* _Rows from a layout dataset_

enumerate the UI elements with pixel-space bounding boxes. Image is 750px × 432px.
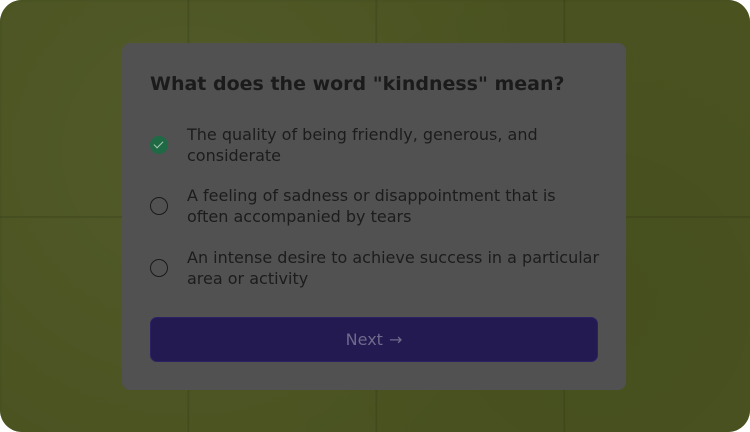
arrow-right-icon: → [388, 330, 403, 349]
answer-option-label: A feeling of sadness or disappointment t… [187, 186, 556, 226]
question-text: What does the word "kindness" mean? [150, 73, 565, 95]
screen-frame: What does the word "kindness" mean? The … [0, 0, 750, 432]
quiz-card: What does the word "kindness" mean? The … [122, 43, 626, 390]
next-button-label: Next [345, 330, 383, 349]
next-button[interactable]: Next → [150, 317, 598, 362]
empty-radio-icon[interactable] [150, 197, 168, 215]
empty-radio-icon[interactable] [150, 259, 168, 277]
answer-option-2[interactable]: A feeling of sadness or disappointment t… [150, 185, 600, 227]
answer-option-3[interactable]: An intense desire to achieve success in … [150, 247, 600, 289]
answer-option-label: The quality of being friendly, generous,… [187, 125, 538, 165]
answer-option-1[interactable]: The quality of being friendly, generous,… [150, 124, 600, 166]
check-circle-icon[interactable] [150, 136, 168, 154]
answer-option-label: An intense desire to achieve success in … [187, 248, 600, 288]
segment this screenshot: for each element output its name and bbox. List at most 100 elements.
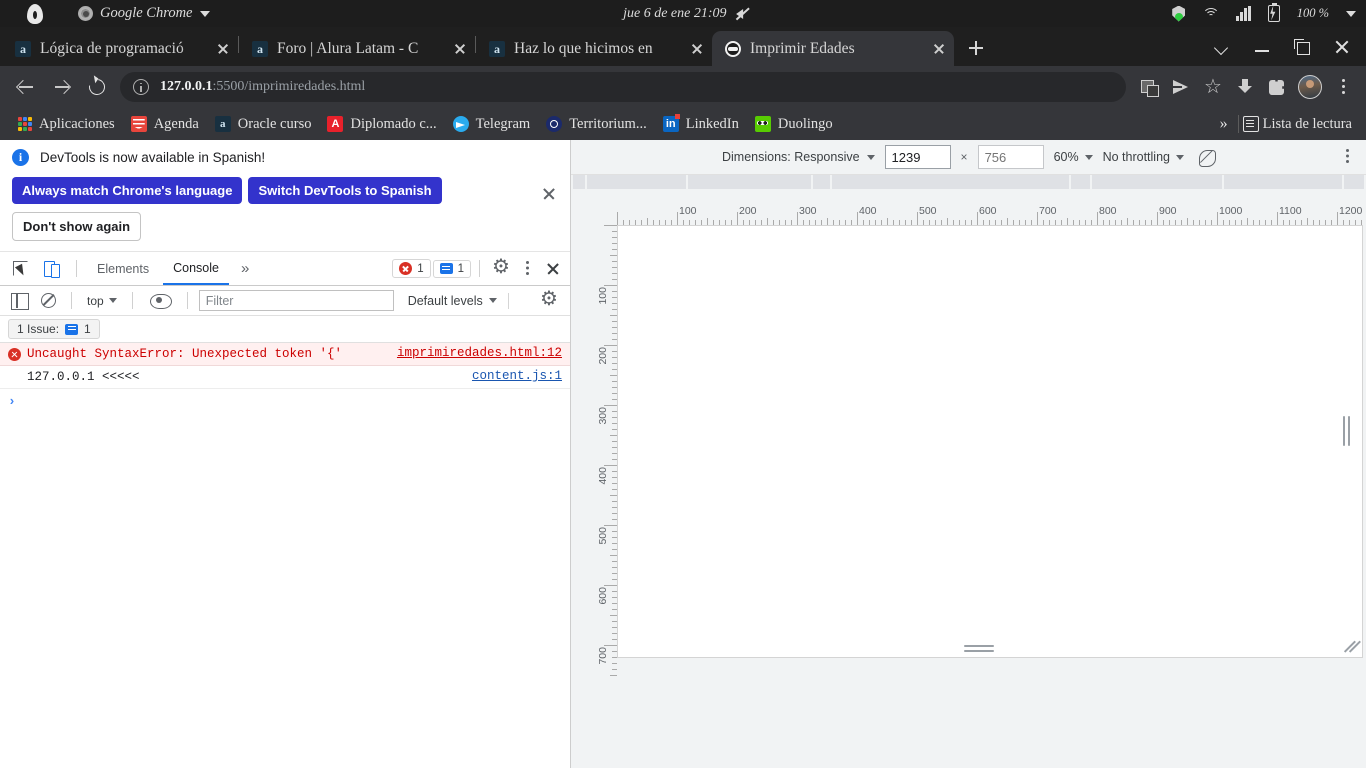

* _Exercise instructions_
Find each line in the records that contains the word "elements" with its case matched exactly, and copy those lines out whole.

* _Completed exercise_
enumerate the UI elements with pixel-space bounding boxes. Image is 750px × 432px.
segment this screenshot: for each element output its name and bbox. List at most 100 elements.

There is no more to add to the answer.